**What is needed:**
Pull out every line of the items below that contains the string "unfeature".

------------------------------------------------------------------------

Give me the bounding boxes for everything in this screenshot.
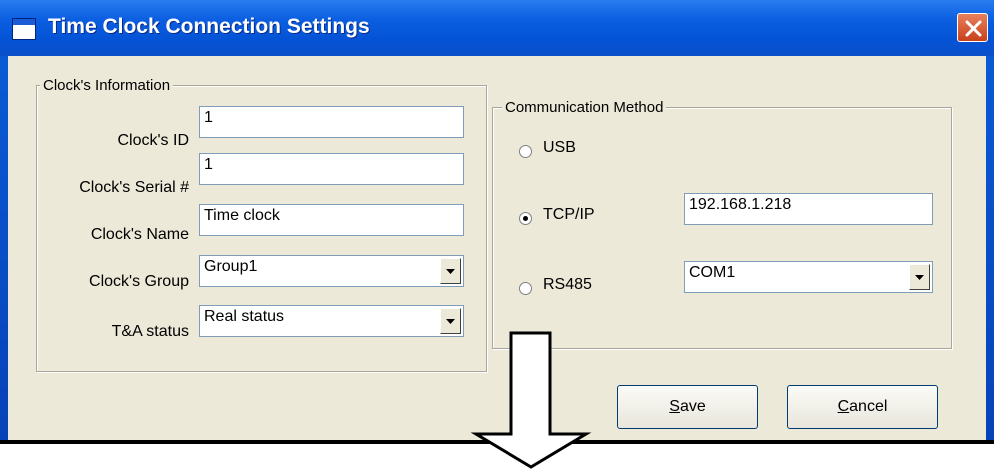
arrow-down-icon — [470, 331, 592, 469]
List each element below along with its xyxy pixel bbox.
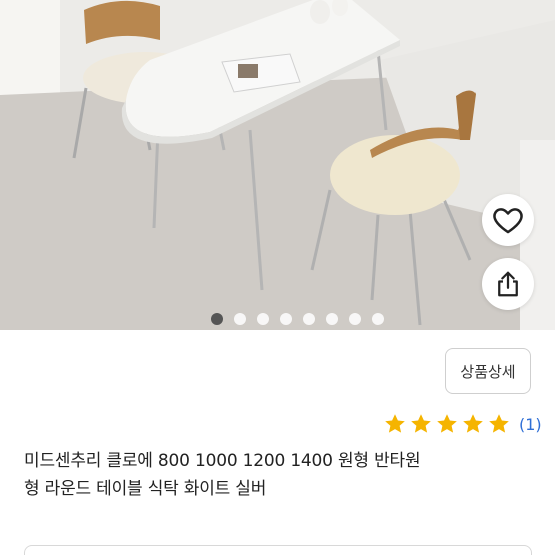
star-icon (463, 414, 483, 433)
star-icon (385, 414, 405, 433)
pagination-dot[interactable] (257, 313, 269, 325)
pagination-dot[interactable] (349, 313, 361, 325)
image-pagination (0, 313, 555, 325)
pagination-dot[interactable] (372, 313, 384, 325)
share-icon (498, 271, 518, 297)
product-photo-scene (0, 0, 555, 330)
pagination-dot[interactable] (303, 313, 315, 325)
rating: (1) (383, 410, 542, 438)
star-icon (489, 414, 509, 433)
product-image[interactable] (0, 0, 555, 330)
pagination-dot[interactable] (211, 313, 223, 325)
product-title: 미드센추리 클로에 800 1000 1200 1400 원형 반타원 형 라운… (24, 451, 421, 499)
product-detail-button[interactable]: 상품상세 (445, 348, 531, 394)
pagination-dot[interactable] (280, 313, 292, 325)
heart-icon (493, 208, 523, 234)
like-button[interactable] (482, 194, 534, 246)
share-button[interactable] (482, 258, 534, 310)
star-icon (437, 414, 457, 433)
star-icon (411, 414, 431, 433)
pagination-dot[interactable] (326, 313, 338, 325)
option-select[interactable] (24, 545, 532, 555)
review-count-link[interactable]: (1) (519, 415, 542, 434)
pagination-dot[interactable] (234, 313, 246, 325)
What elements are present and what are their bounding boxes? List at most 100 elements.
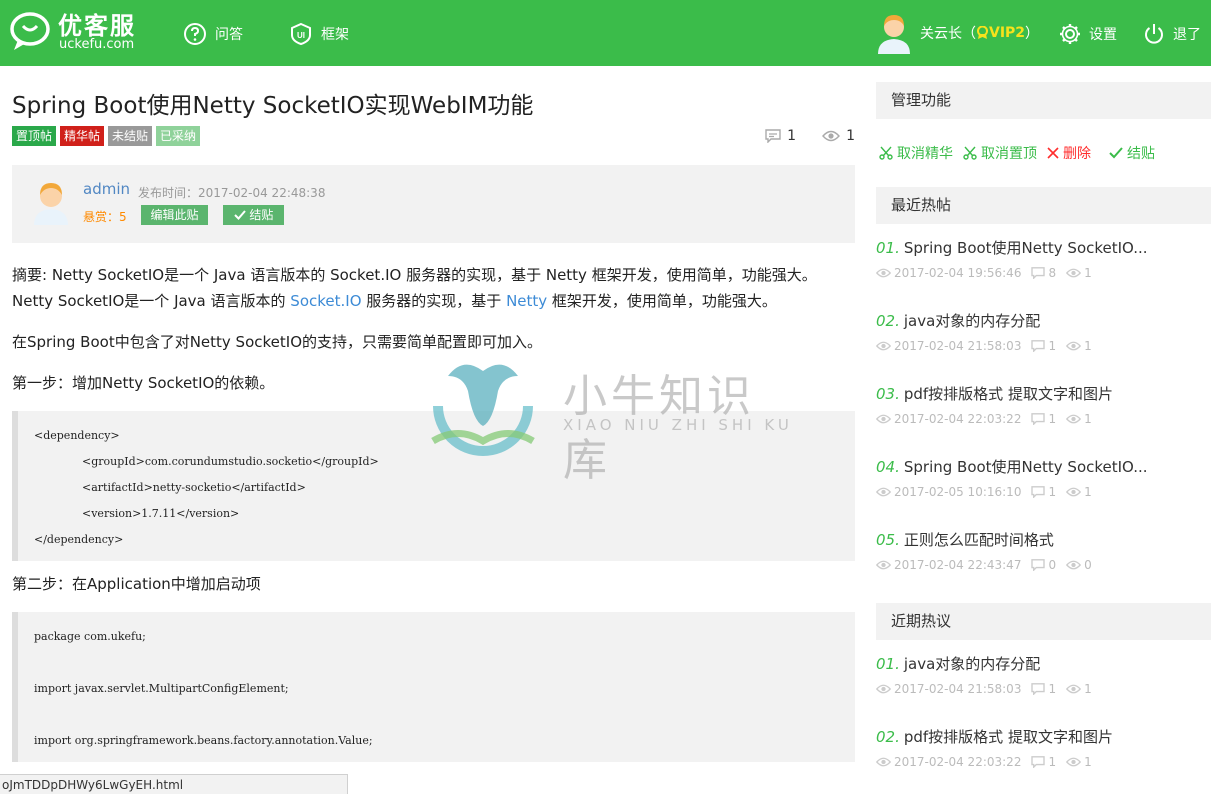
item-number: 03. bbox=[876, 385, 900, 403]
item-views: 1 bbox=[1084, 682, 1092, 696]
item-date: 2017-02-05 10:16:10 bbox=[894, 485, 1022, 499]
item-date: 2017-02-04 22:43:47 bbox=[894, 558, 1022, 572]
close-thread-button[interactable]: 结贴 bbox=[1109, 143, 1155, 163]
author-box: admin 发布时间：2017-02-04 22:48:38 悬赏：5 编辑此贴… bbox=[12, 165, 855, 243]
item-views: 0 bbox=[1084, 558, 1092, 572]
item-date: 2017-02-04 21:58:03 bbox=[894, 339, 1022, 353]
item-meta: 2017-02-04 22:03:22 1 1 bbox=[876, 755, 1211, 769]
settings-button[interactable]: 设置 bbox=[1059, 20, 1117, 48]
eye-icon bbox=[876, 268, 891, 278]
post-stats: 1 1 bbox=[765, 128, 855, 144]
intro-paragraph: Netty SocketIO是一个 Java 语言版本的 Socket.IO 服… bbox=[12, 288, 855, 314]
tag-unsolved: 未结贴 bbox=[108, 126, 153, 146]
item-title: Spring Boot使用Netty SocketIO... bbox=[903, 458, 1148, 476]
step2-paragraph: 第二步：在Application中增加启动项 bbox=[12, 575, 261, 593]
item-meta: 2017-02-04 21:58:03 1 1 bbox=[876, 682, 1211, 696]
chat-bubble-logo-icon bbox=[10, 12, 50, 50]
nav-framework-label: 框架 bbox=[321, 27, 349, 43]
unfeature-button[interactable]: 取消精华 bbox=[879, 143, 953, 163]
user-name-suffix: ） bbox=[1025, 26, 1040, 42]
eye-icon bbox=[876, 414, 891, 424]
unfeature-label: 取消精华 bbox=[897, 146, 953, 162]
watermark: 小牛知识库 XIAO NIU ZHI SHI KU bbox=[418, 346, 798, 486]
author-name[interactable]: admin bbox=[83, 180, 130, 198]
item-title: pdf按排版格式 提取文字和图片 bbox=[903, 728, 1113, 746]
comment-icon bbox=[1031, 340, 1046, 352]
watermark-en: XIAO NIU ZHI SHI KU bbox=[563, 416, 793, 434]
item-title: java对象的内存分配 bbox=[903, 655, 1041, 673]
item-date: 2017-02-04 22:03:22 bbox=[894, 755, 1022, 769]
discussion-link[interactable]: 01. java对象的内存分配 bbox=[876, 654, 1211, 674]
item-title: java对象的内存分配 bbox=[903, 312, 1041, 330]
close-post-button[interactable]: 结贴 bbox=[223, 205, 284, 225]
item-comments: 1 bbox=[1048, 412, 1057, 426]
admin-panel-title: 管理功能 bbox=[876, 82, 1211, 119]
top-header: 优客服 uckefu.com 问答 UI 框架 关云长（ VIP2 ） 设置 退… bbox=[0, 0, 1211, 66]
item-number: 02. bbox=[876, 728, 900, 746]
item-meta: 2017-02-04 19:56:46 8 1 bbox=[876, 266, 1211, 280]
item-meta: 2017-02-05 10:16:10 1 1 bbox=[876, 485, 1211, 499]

------------------------------------------------------------------------

**Task result:**
unfeature-button[interactable]: 取消精华 bbox=[879, 143, 953, 163]
unfeature-label: 取消精华 bbox=[897, 146, 953, 162]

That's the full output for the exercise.